■ Directions for this task ■
For the material that follows, list every line containing the word "name".

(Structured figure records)
--- Begin ---

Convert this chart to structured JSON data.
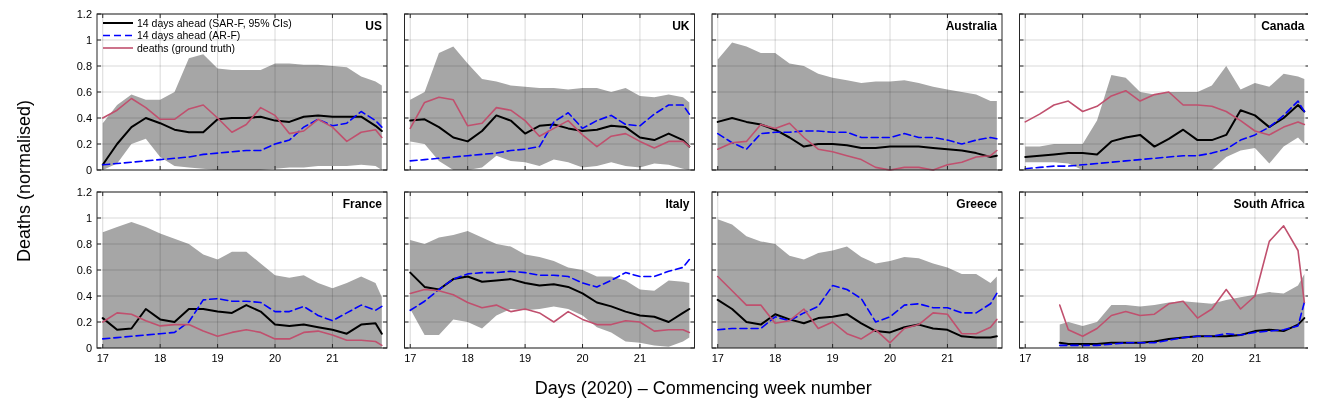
{
  "chart_data": [
    {
      "type": "line",
      "title": "US",
      "ylabel": "Deaths (normalised)",
      "legend": "top left",
      "grid": true,
      "tick_labels": "y",
      "xlim": [
        16.9,
        21.95
      ],
      "xticks": [
        17,
        18,
        19,
        20,
        21
      ],
      "ylim": [
        0,
        1.2
      ],
      "yticks": [
        0,
        0.2,
        0.4,
        0.6,
        0.8,
        1,
        1.2
      ],
      "x": [
        17,
        17.25,
        17.5,
        17.75,
        18,
        18.25,
        18.5,
        18.75,
        19,
        19.25,
        19.5,
        19.75,
        20,
        20.25,
        20.5,
        20.75,
        21,
        21.25,
        21.5,
        21.75,
        21.86
      ],
      "series": [
        {
          "name": "14 days ahead (SAR-F, 95% CIs)",
          "color": "#000000",
          "line_style": "solid",
          "values": [
            0.04,
            0.2,
            0.33,
            0.4,
            0.36,
            0.31,
            0.29,
            0.29,
            0.39,
            0.4,
            0.4,
            0.41,
            0.38,
            0.37,
            0.41,
            0.42,
            0.41,
            0.41,
            0.41,
            0.34,
            0.3
          ],
          "upper": [
            0.36,
            0.5,
            0.58,
            0.54,
            0.54,
            0.6,
            0.86,
            0.89,
            0.78,
            0.77,
            0.77,
            0.77,
            0.82,
            0.82,
            0.81,
            0.81,
            0.8,
            0.79,
            0.72,
            0.68,
            0.65
          ],
          "lower": [
            0,
            0.05,
            0.2,
            0.24,
            0.1,
            0.03,
            0.02,
            0.01,
            0,
            0,
            0,
            0,
            0.01,
            0.02,
            0.02,
            0.03,
            0.03,
            0.03,
            0.04,
            0.03,
            0
          ]
        },
        {
          "name": "14 days ahead (AR-F)",
          "color": "#0000ff",
          "line_style": "dashed",
          "values": [
            0.04,
            0.05,
            0.06,
            0.07,
            0.08,
            0.09,
            0.1,
            0.12,
            0.13,
            0.14,
            0.15,
            0.15,
            0.2,
            0.23,
            0.33,
            0.39,
            0.34,
            0.36,
            0.45,
            0.38,
            0.33
          ]
        },
        {
          "name": "deaths (ground truth)",
          "color": "#c0506e",
          "line_style": "solid",
          "values": [
            0.4,
            0.46,
            0.55,
            0.48,
            0.39,
            0.39,
            0.47,
            0.5,
            0.4,
            0.29,
            0.35,
            0.48,
            0.42,
            0.28,
            0.3,
            0.39,
            0.33,
            0.22,
            0.29,
            0.31,
            0.25
          ]
        }
      ]
    },
    {
      "type": "line",
      "title": "UK",
      "grid": true,
      "tick_labels": false,
      "xlim": [
        16.9,
        21.95
      ],
      "xticks": [
        17,
        18,
        19,
        20,
        21
      ],
      "ylim": [
        0,
        1.2
      ],
      "yticks": [
        0,
        0.2,
        0.4,
        0.6,
        0.8,
        1,
        1.2
      ],
      "x": [
        17,
        17.25,
        17.5,
        17.75,
        18,
        18.25,
        18.5,
        18.75,
        19,
        19.25,
        19.5,
        19.75,
        20,
        20.25,
        20.5,
        20.75,
        21,
        21.25,
        21.5,
        21.75,
        21.86
      ],
      "series": [
        {
          "color": "#000000",
          "line_style": "solid",
          "values": [
            0.38,
            0.39,
            0.33,
            0.25,
            0.22,
            0.3,
            0.42,
            0.38,
            0.28,
            0.34,
            0.35,
            0.32,
            0.3,
            0.31,
            0.34,
            0.33,
            0.25,
            0.23,
            0.28,
            0.23,
            0.18
          ],
          "upper": [
            0.54,
            0.6,
            0.9,
            0.95,
            0.82,
            0.7,
            0.68,
            0.65,
            0.64,
            0.63,
            0.63,
            0.62,
            0.63,
            0.63,
            0.6,
            0.63,
            0.57,
            0.56,
            0.58,
            0.56,
            0.52
          ],
          "lower": [
            0.22,
            0.2,
            0.07,
            0,
            0,
            0.02,
            0.11,
            0.07,
            0.06,
            0.03,
            0.08,
            0.06,
            0.02,
            0.03,
            0.06,
            0.03,
            0.02,
            0.05,
            0.04,
            0.01,
            0
          ]
        },
        {
          "color": "#0000ff",
          "line_style": "dashed",
          "values": [
            0.07,
            0.08,
            0.09,
            0.1,
            0.11,
            0.12,
            0.13,
            0.15,
            0.16,
            0.18,
            0.37,
            0.44,
            0.32,
            0.38,
            0.42,
            0.35,
            0.34,
            0.43,
            0.5,
            0.5,
            0.43
          ]
        },
        {
          "color": "#c0506e",
          "line_style": "solid",
          "values": [
            0.32,
            0.52,
            0.56,
            0.54,
            0.34,
            0.36,
            0.48,
            0.46,
            0.38,
            0.26,
            0.32,
            0.38,
            0.27,
            0.18,
            0.26,
            0.28,
            0.22,
            0.17,
            0.22,
            0.22,
            0.18
          ]
        }
      ]
    },
    {
      "type": "line",
      "title": "Australia",
      "grid": true,
      "tick_labels": false,
      "xlim": [
        16.9,
        21.95
      ],
      "xticks": [
        17,
        18,
        19,
        20,
        21
      ],
      "ylim": [
        0,
        1.2
      ],
      "yticks": [
        0,
        0.2,
        0.4,
        0.6,
        0.8,
        1,
        1.2
      ],
      "x": [
        17,
        17.25,
        17.5,
        17.75,
        18,
        18.25,
        18.5,
        18.75,
        19,
        19.25,
        19.5,
        19.75,
        20,
        20.25,
        20.5,
        20.75,
        21,
        21.25,
        21.5,
        21.75,
        21.86
      ],
      "series": [
        {
          "color": "#000000",
          "line_style": "solid",
          "values": [
            0.37,
            0.4,
            0.37,
            0.35,
            0.31,
            0.25,
            0.18,
            0.2,
            0.2,
            0.19,
            0.17,
            0.17,
            0.18,
            0.18,
            0.18,
            0.17,
            0.16,
            0.15,
            0.13,
            0.1,
            0.11
          ],
          "upper": [
            0.85,
            0.98,
            0.95,
            0.9,
            0.9,
            0.82,
            0.8,
            0.74,
            0.71,
            0.69,
            0.67,
            0.68,
            0.68,
            0.69,
            0.67,
            0.64,
            0.62,
            0.6,
            0.58,
            0.53,
            0.53
          ],
          "lower": [
            0,
            0,
            0,
            0,
            0,
            0,
            0,
            0,
            0,
            0,
            0,
            0,
            0,
            0,
            0,
            0,
            0,
            0,
            0,
            0,
            0
          ]
        },
        {
          "color": "#0000ff",
          "line_style": "dashed",
          "values": [
            0.28,
            0.21,
            0.16,
            0.28,
            0.29,
            0.29,
            0.3,
            0.3,
            0.29,
            0.29,
            0.25,
            0.25,
            0.25,
            0.28,
            0.25,
            0.25,
            0.23,
            0.2,
            0.23,
            0.25,
            0.24
          ]
        },
        {
          "color": "#c0506e",
          "line_style": "solid",
          "values": [
            0.16,
            0.21,
            0.22,
            0.35,
            0.32,
            0.36,
            0.25,
            0.16,
            0.14,
            0.11,
            0.08,
            0.02,
            0,
            0.02,
            0.02,
            0,
            0.04,
            0.06,
            0.1,
            0.11,
            0.15
          ]
        }
      ]
    },
    {
      "type": "line",
      "title": "Canada",
      "grid": true,
      "tick_labels": false,
      "xlim": [
        16.9,
        21.95
      ],
      "xticks": [
        17,
        18,
        19,
        20,
        21
      ],
      "ylim": [
        0,
        1.2
      ],
      "yticks": [
        0,
        0.2,
        0.4,
        0.6,
        0.8,
        1,
        1.2
      ],
      "x": [
        17,
        17.25,
        17.5,
        17.75,
        18,
        18.25,
        18.5,
        18.75,
        19,
        19.25,
        19.5,
        19.75,
        20,
        20.25,
        20.5,
        20.75,
        21,
        21.25,
        21.5,
        21.75,
        21.86
      ],
      "series": [
        {
          "color": "#000000",
          "line_style": "solid",
          "values": [
            0.1,
            0.11,
            0.12,
            0.13,
            0.13,
            0.12,
            0.22,
            0.25,
            0.27,
            0.18,
            0.24,
            0.31,
            0.23,
            0.23,
            0.27,
            0.46,
            0.42,
            0.33,
            0.4,
            0.5,
            0.45
          ],
          "upper": [
            0.18,
            0.18,
            0.2,
            0.2,
            0.2,
            0.38,
            0.73,
            0.71,
            0.6,
            0.58,
            0.6,
            0.6,
            0.6,
            0.65,
            0.8,
            0.62,
            0.67,
            0.64,
            0.74,
            0.72,
            0.7
          ],
          "lower": [
            0.06,
            0.06,
            0.06,
            0.05,
            0,
            0,
            0,
            0,
            0,
            0,
            0,
            0,
            0,
            0,
            0.1,
            0.15,
            0.17,
            0.05,
            0.18,
            0.25,
            0.2
          ]
        },
        {
          "color": "#0000ff",
          "line_style": "dashed",
          "values": [
            0.01,
            0.02,
            0.03,
            0.03,
            0.04,
            0.05,
            0.06,
            0.07,
            0.08,
            0.09,
            0.1,
            0.11,
            0.11,
            0.13,
            0.16,
            0.23,
            0.27,
            0.33,
            0.42,
            0.53,
            0.45
          ]
        },
        {
          "color": "#c0506e",
          "line_style": "solid",
          "values": [
            0.37,
            0.43,
            0.5,
            0.53,
            0.45,
            0.49,
            0.57,
            0.61,
            0.53,
            0.58,
            0.6,
            0.5,
            0.5,
            0.49,
            0.45,
            0.38,
            0.3,
            0.27,
            0.33,
            0.37,
            0.35
          ]
        }
      ]
    },
    {
      "type": "line",
      "title": "France",
      "grid": true,
      "xlim": [
        16.9,
        21.95
      ],
      "xticks": [
        17,
        18,
        19,
        20,
        21
      ],
      "ylim": [
        0,
        1.2
      ],
      "yticks": [
        0,
        0.2,
        0.4,
        0.6,
        0.8,
        1,
        1.2
      ],
      "x": [
        17,
        17.25,
        17.5,
        17.75,
        18,
        18.25,
        18.5,
        18.75,
        19,
        19.25,
        19.5,
        19.75,
        20,
        20.25,
        20.5,
        20.75,
        21,
        21.25,
        21.5,
        21.75,
        21.86
      ],
      "series": [
        {
          "color": "#000000",
          "line_style": "solid",
          "values": [
            0.23,
            0.14,
            0.15,
            0.3,
            0.22,
            0.2,
            0.3,
            0.3,
            0.28,
            0.27,
            0.33,
            0.28,
            0.18,
            0.17,
            0.18,
            0.16,
            0.14,
            0.11,
            0.18,
            0.19,
            0.11
          ],
          "upper": [
            0.89,
            0.93,
            0.97,
            0.93,
            0.88,
            0.84,
            0.8,
            0.72,
            0.68,
            0.74,
            0.74,
            0.65,
            0.56,
            0.54,
            0.56,
            0.5,
            0.46,
            0.5,
            0.55,
            0.5,
            0.39
          ],
          "lower": [
            0,
            0,
            0,
            0,
            0,
            0,
            0,
            0,
            0,
            0,
            0,
            0,
            0,
            0,
            0,
            0,
            0,
            0,
            0,
            0,
            0
          ]
        },
        {
          "color": "#0000ff",
          "line_style": "dashed",
          "values": [
            0.07,
            0.08,
            0.09,
            0.1,
            0.11,
            0.12,
            0.2,
            0.37,
            0.38,
            0.36,
            0.36,
            0.35,
            0.28,
            0.28,
            0.32,
            0.25,
            0.21,
            0.27,
            0.33,
            0.29,
            0.32
          ]
        },
        {
          "color": "#c0506e",
          "line_style": "solid",
          "values": [
            0.2,
            0.27,
            0.26,
            0.21,
            0.17,
            0.18,
            0.18,
            0.13,
            0.09,
            0.12,
            0.14,
            0.12,
            0.07,
            0.07,
            0.12,
            0.13,
            0.1,
            0.06,
            0.06,
            0.05,
            0.02
          ]
        }
      ]
    },
    {
      "type": "line",
      "title": "Italy",
      "xlabel": "Days (2020) – Commencing week number",
      "grid": true,
      "tick_labels": "x",
      "xlim": [
        16.9,
        21.95
      ],
      "xticks": [
        17,
        18,
        19,
        20,
        21
      ],
      "ylim": [
        0,
        1.2
      ],
      "yticks": [
        0,
        0.2,
        0.4,
        0.6,
        0.8,
        1,
        1.2
      ],
      "x": [
        17,
        17.25,
        17.5,
        17.75,
        18,
        18.25,
        18.5,
        18.75,
        19,
        19.25,
        19.5,
        19.75,
        20,
        20.25,
        20.5,
        20.75,
        21,
        21.25,
        21.5,
        21.75,
        21.86
      ],
      "series": [
        {
          "color": "#000000",
          "line_style": "solid",
          "values": [
            0.58,
            0.47,
            0.45,
            0.53,
            0.55,
            0.51,
            0.52,
            0.53,
            0.5,
            0.48,
            0.49,
            0.47,
            0.42,
            0.35,
            0.32,
            0.28,
            0.25,
            0.24,
            0.2,
            0.27,
            0.3
          ],
          "upper": [
            0.83,
            0.8,
            0.85,
            0.87,
            0.9,
            0.85,
            0.8,
            0.78,
            0.72,
            0.7,
            0.67,
            0.62,
            0.6,
            0.55,
            0.55,
            0.52,
            0.45,
            0.44,
            0.52,
            0.51,
            0.5
          ],
          "lower": [
            0.3,
            0.1,
            0.1,
            0.22,
            0.2,
            0.15,
            0.25,
            0.3,
            0.29,
            0.3,
            0.32,
            0.3,
            0.25,
            0.16,
            0.12,
            0.05,
            0.04,
            0.02,
            0.01,
            0.05,
            0.08
          ]
        },
        {
          "color": "#0000ff",
          "line_style": "dashed",
          "values": [
            0.29,
            0.36,
            0.45,
            0.53,
            0.57,
            0.58,
            0.58,
            0.59,
            0.58,
            0.56,
            0.56,
            0.55,
            0.5,
            0.47,
            0.52,
            0.58,
            0.55,
            0.55,
            0.59,
            0.62,
            0.68
          ]
        },
        {
          "color": "#c0506e",
          "line_style": "solid",
          "values": [
            0.42,
            0.45,
            0.44,
            0.41,
            0.35,
            0.31,
            0.33,
            0.28,
            0.3,
            0.27,
            0.2,
            0.28,
            0.22,
            0.18,
            0.18,
            0.21,
            0.2,
            0.13,
            0.14,
            0.14,
            0.12
          ]
        }
      ]
    },
    {
      "type": "line",
      "title": "Greece",
      "grid": true,
      "tick_labels": "x",
      "xlim": [
        16.9,
        21.95
      ],
      "xticks": [
        17,
        18,
        19,
        20,
        21
      ],
      "ylim": [
        0,
        1.2
      ],
      "yticks": [
        0,
        0.2,
        0.4,
        0.6,
        0.8,
        1,
        1.2
      ],
      "x": [
        17,
        17.25,
        17.5,
        17.75,
        18,
        18.25,
        18.5,
        18.75,
        19,
        19.25,
        19.5,
        19.75,
        20,
        20.25,
        20.5,
        20.75,
        21,
        21.25,
        21.5,
        21.75,
        21.86
      ],
      "series": [
        {
          "color": "#000000",
          "line_style": "solid",
          "values": [
            0.37,
            0.3,
            0.2,
            0.18,
            0.26,
            0.22,
            0.19,
            0.23,
            0.24,
            0.26,
            0.19,
            0.13,
            0.12,
            0.16,
            0.18,
            0.15,
            0.14,
            0.09,
            0.08,
            0.08,
            0.09
          ],
          "upper": [
            0.99,
            0.95,
            0.86,
            0.82,
            0.8,
            0.71,
            0.68,
            0.73,
            0.75,
            0.78,
            0.7,
            0.65,
            0.67,
            0.7,
            0.69,
            0.65,
            0.62,
            0.57,
            0.57,
            0.5,
            0.55
          ],
          "lower": [
            0,
            0,
            0,
            0,
            0,
            0,
            0,
            0,
            0,
            0,
            0,
            0,
            0,
            0,
            0,
            0,
            0,
            0,
            0,
            0,
            0
          ]
        },
        {
          "color": "#0000ff",
          "line_style": "dashed",
          "values": [
            0.14,
            0.15,
            0.15,
            0.15,
            0.24,
            0.21,
            0.27,
            0.32,
            0.48,
            0.45,
            0.38,
            0.2,
            0.24,
            0.33,
            0.34,
            0.31,
            0.31,
            0.27,
            0.27,
            0.34,
            0.42
          ]
        },
        {
          "color": "#c0506e",
          "line_style": "solid",
          "values": [
            0.55,
            0.44,
            0.33,
            0.33,
            0.19,
            0.21,
            0.3,
            0.15,
            0.2,
            0.11,
            0.07,
            0.14,
            0.04,
            0.15,
            0.18,
            0.27,
            0.26,
            0.11,
            0.11,
            0.16,
            0.22
          ]
        }
      ]
    },
    {
      "type": "line",
      "title": "South Africa",
      "grid": true,
      "tick_labels": "x",
      "xlim": [
        16.9,
        21.95
      ],
      "xticks": [
        17,
        18,
        19,
        20,
        21
      ],
      "ylim": [
        0,
        1.2
      ],
      "yticks": [
        0,
        0.2,
        0.4,
        0.6,
        0.8,
        1,
        1.2
      ],
      "x": [
        17.6,
        17.75,
        18,
        18.25,
        18.5,
        18.75,
        19,
        19.25,
        19.5,
        19.75,
        20,
        20.25,
        20.5,
        20.75,
        21,
        21.25,
        21.5,
        21.75,
        21.86
      ],
      "series": [
        {
          "color": "#000000",
          "line_style": "solid",
          "values": [
            0.04,
            0.03,
            0.03,
            0.03,
            0.04,
            0.04,
            0.04,
            0.05,
            0.07,
            0.08,
            0.09,
            0.09,
            0.09,
            0.1,
            0.13,
            0.14,
            0.13,
            0.18,
            0.23
          ],
          "upper": [
            0.18,
            0.2,
            0.17,
            0.2,
            0.33,
            0.33,
            0.32,
            0.33,
            0.35,
            0.36,
            0.35,
            0.34,
            0.37,
            0.39,
            0.41,
            0.43,
            0.42,
            0.48,
            0.57
          ],
          "lower": [
            0,
            0,
            0,
            0,
            0,
            0,
            0,
            0,
            0,
            0,
            0,
            0,
            0,
            0,
            0,
            0,
            0,
            0,
            0
          ]
        },
        {
          "color": "#0000ff",
          "line_style": "dashed",
          "values": [
            0.02,
            0.02,
            0.02,
            0.02,
            0.03,
            0.04,
            0.04,
            0.04,
            0.06,
            0.08,
            0.09,
            0.09,
            0.11,
            0.1,
            0.12,
            0.13,
            0.14,
            0.17,
            0.35
          ]
        },
        {
          "color": "#c0506e",
          "line_style": "solid",
          "values": [
            0.33,
            0.14,
            0.09,
            0.15,
            0.25,
            0.28,
            0.25,
            0.26,
            0.34,
            0.36,
            0.23,
            0.3,
            0.45,
            0.3,
            0.4,
            0.82,
            0.94,
            0.75,
            0.35
          ]
        }
      ]
    }
  ]
}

--- End ---

■ Solution to this task ■
          "name": "14 days ahead (SAR-F, 95% CIs)",
          "name": "14 days ahead (AR-F)",
          "name": "deaths (ground truth)",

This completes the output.